- **Brief**:
The records below must be retyped exactly.

- **Records provided**:
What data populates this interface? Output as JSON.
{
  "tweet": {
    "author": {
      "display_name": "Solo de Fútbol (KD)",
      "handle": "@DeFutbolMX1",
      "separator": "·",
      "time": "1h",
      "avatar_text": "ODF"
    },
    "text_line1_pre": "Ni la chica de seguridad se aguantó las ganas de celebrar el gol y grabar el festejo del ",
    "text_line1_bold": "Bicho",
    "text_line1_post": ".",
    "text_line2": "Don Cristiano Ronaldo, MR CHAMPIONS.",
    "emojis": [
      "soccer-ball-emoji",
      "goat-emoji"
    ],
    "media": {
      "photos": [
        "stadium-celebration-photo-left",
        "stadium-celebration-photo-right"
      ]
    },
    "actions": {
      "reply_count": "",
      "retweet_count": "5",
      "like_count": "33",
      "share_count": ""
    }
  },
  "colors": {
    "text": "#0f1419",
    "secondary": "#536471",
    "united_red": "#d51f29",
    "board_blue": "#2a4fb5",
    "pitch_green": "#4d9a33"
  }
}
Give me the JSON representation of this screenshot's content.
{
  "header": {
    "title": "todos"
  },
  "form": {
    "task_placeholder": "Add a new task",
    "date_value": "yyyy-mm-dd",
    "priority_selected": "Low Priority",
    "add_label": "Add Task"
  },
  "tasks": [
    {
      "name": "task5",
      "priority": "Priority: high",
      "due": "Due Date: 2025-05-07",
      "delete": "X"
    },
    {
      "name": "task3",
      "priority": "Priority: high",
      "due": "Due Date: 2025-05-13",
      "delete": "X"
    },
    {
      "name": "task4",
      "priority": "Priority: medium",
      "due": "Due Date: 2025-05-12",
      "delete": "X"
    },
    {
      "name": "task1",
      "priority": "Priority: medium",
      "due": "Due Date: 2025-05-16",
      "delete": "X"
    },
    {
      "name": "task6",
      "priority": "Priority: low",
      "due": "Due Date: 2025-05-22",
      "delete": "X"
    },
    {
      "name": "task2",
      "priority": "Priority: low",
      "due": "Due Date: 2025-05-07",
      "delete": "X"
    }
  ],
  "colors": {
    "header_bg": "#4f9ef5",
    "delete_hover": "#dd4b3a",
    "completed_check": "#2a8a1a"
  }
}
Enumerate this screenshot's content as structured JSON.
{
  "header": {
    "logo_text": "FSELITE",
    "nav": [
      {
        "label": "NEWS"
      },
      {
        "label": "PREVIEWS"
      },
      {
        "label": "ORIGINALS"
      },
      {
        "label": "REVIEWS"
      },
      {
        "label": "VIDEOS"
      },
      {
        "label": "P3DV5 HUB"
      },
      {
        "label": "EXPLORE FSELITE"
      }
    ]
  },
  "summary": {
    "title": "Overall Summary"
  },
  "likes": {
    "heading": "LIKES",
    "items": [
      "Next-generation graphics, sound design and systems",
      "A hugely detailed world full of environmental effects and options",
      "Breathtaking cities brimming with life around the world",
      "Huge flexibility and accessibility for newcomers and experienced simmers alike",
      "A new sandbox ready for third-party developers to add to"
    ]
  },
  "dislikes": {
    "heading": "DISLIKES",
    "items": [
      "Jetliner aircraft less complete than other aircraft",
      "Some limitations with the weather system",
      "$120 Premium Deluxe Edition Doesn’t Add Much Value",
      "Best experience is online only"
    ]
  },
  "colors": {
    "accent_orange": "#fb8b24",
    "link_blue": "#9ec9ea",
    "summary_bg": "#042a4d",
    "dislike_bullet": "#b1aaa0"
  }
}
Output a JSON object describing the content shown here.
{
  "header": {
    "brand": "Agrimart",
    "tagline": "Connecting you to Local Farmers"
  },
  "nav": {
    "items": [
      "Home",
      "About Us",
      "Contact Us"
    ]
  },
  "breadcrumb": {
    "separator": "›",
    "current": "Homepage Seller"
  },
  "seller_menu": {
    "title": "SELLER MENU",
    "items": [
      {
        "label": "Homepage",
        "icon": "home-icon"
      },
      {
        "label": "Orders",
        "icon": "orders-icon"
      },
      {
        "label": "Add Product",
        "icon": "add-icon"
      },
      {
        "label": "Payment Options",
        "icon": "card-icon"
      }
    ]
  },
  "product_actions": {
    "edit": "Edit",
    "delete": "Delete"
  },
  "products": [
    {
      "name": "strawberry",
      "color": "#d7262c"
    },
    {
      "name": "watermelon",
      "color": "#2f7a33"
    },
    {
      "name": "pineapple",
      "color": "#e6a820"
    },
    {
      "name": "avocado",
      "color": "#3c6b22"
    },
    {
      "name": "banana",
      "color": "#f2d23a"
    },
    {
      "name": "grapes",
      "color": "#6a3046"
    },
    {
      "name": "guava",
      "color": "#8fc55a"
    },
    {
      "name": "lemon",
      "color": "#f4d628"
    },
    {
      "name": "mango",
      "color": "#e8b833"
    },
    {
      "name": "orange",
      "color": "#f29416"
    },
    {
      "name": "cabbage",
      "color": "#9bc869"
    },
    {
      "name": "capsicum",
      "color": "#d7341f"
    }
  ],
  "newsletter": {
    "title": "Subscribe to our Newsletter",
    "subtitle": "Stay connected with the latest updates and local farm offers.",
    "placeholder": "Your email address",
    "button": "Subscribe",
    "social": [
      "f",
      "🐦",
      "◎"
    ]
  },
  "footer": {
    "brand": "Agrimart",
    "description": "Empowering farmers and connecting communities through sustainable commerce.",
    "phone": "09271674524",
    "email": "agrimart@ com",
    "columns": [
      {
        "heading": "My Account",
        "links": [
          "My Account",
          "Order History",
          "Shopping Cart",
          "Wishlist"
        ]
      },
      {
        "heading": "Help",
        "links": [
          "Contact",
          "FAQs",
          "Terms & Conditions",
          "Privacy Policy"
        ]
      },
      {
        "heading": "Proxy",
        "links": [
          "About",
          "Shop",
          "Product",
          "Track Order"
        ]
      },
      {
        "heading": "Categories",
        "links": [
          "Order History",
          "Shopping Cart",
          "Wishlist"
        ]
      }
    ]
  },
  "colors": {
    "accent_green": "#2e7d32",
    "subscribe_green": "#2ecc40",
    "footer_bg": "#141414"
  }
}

- **Solution to this exercise**:
What data populates this interface? Output as JSON.
{
  "tweet": {
    "author": {
      "display_name": "Solo de Fútbol (KD)",
      "handle": "@DeFutbolMX1",
      "separator": "·",
      "time": "1h",
      "avatar_text": "ODF"
    },
    "text_line1_pre": "Ni la chica de seguridad se aguantó las ganas de celebrar el gol y grabar el festejo del ",
    "text_line1_bold": "Bicho",
    "text_line1_post": ".",
    "text_line2": "Don Cristiano Ronaldo, MR CHAMPIONS.",
    "emojis": [
      "soccer-ball-emoji",
      "goat-emoji"
    ],
    "media": {
      "photos": [
        "stadium-celebration-photo-left",
        "stadium-celebration-photo-right"
      ]
    },
    "actions": {
      "reply_count": "",
      "retweet_count": "5",
      "like_count": "33",
      "share_count": ""
    }
  },
  "colors": {
    "text": "#0f1419",
    "secondary": "#536471",
    "united_red": "#d51f29",
    "board_blue": "#2a4fb5",
    "pitch_green": "#4d9a33"
  }
}
Give me the JSON representation of this screenshot's content.
{
  "header": {
    "title": "todos"
  },
  "form": {
    "task_placeholder": "Add a new task",
    "date_value": "yyyy-mm-dd",
    "priority_selected": "Low Priority",
    "add_label": "Add Task"
  },
  "tasks": [
    {
      "name": "task5",
      "priority": "Priority: high",
      "due": "Due Date: 2025-05-07",
      "delete": "X"
    },
    {
      "name": "task3",
      "priority": "Priority: high",
      "due": "Due Date: 2025-05-13",
      "delete": "X"
    },
    {
      "name": "task4",
      "priority": "Priority: medium",
      "due": "Due Date: 2025-05-12",
      "delete": "X"
    },
    {
      "name": "task1",
      "priority": "Priority: medium",
      "due": "Due Date: 2025-05-16",
      "delete": "X"
    },
    {
      "name": "task6",
      "priority": "Priority: low",
      "due": "Due Date: 2025-05-22",
      "delete": "X"
    },
    {
      "name": "task2",
      "priority": "Priority: low",
      "due": "Due Date: 2025-05-07",
      "delete": "X"
    }
  ],
  "colors": {
    "header_bg": "#4f9ef5",
    "delete_hover": "#dd4b3a",
    "completed_check": "#2a8a1a"
  }
}
Enumerate this screenshot's content as structured JSON.
{
  "header": {
    "logo_text": "FSELITE",
    "nav": [
      {
        "label": "NEWS"
      },
      {
        "label": "PREVIEWS"
      },
      {
        "label": "ORIGINALS"
      },
      {
        "label": "REVIEWS"
      },
      {
        "label": "VIDEOS"
      },
      {
        "label": "P3DV5 HUB"
      },
      {
        "label": "EXPLORE FSELITE"
      }
    ]
  },
  "summary": {
    "title": "Overall Summary"
  },
  "likes": {
    "heading": "LIKES",
    "items": [
      "Next-generation graphics, sound design and systems",
      "A hugely detailed world full of environmental effects and options",
      "Breathtaking cities brimming with life around the world",
      "Huge flexibility and accessibility for newcomers and experienced simmers alike",
      "A new sandbox ready for third-party developers to add to"
    ]
  },
  "dislikes": {
    "heading": "DISLIKES",
    "items": [
      "Jetliner aircraft less complete than other aircraft",
      "Some limitations with the weather system",
      "$120 Premium Deluxe Edition Doesn’t Add Much Value",
      "Best experience is online only"
    ]
  },
  "colors": {
    "accent_orange": "#fb8b24",
    "link_blue": "#9ec9ea",
    "summary_bg": "#042a4d",
    "dislike_bullet": "#b1aaa0"
  }
}
Output a JSON object describing the content shown here.
{
  "header": {
    "brand": "Agrimart",
    "tagline": "Connecting you to Local Farmers"
  },
  "nav": {
    "items": [
      "Home",
      "About Us",
      "Contact Us"
    ]
  },
  "breadcrumb": {
    "separator": "›",
    "current": "Homepage Seller"
  },
  "seller_menu": {
    "title": "SELLER MENU",
    "items": [
      {
        "label": "Homepage",
        "icon": "home-icon"
      },
      {
        "label": "Orders",
        "icon": "orders-icon"
      },
      {
        "label": "Add Product",
        "icon": "add-icon"
      },
      {
        "label": "Payment Options",
        "icon": "card-icon"
      }
    ]
  },
  "product_actions": {
    "edit": "Edit",
    "delete": "Delete"
  },
  "products": [
    {
      "name": "strawberry",
      "color": "#d7262c"
    },
    {
      "name": "watermelon",
      "color": "#2f7a33"
    },
    {
      "name": "pineapple",
      "color": "#e6a820"
    },
    {
      "name": "avocado",
      "color": "#3c6b22"
    },
    {
      "name": "banana",
      "color": "#f2d23a"
    },
    {
      "name": "grapes",
      "color": "#6a3046"
    },
    {
      "name": "guava",
      "color": "#8fc55a"
    },
    {
      "name": "lemon",
      "color": "#f4d628"
    },
    {
      "name": "mango",
      "color": "#e8b833"
    },
    {
      "name": "orange",
      "color": "#f29416"
    },
    {
      "name": "cabbage",
      "color": "#9bc869"
    },
    {
      "name": "capsicum",
      "color": "#d7341f"
    }
  ],
  "newsletter": {
    "title": "Subscribe to our Newsletter",
    "subtitle": "Stay connected with the latest updates and local farm offers.",
    "placeholder": "Your email address",
    "button": "Subscribe",
    "social": [
      "f",
      "🐦",
      "◎"
    ]
  },
  "footer": {
    "brand": "Agrimart",
    "description": "Empowering farmers and connecting communities through sustainable commerce.",
    "phone": "09271674524",
    "email": "agrimart@ com",
    "columns": [
      {
        "heading": "My Account",
        "links": [
          "My Account",
          "Order History",
          "Shopping Cart",
          "Wishlist"
        ]
      },
      {
        "heading": "Help",
        "links": [
          "Contact",
          "FAQs",
          "Terms & Conditions",
          "Privacy Policy"
        ]
      },
      {
        "heading": "Proxy",
        "links": [
          "About",
          "Shop",
          "Product",
          "Track Order"
        ]
      },
      {
        "heading": "Categories",
        "links": [
          "Order History",
          "Shopping Cart",
          "Wishlist"
        ]
      }
    ]
  },
  "colors": {
    "accent_green": "#2e7d32",
    "subscribe_green": "#2ecc40",
    "footer_bg": "#141414"
  }
}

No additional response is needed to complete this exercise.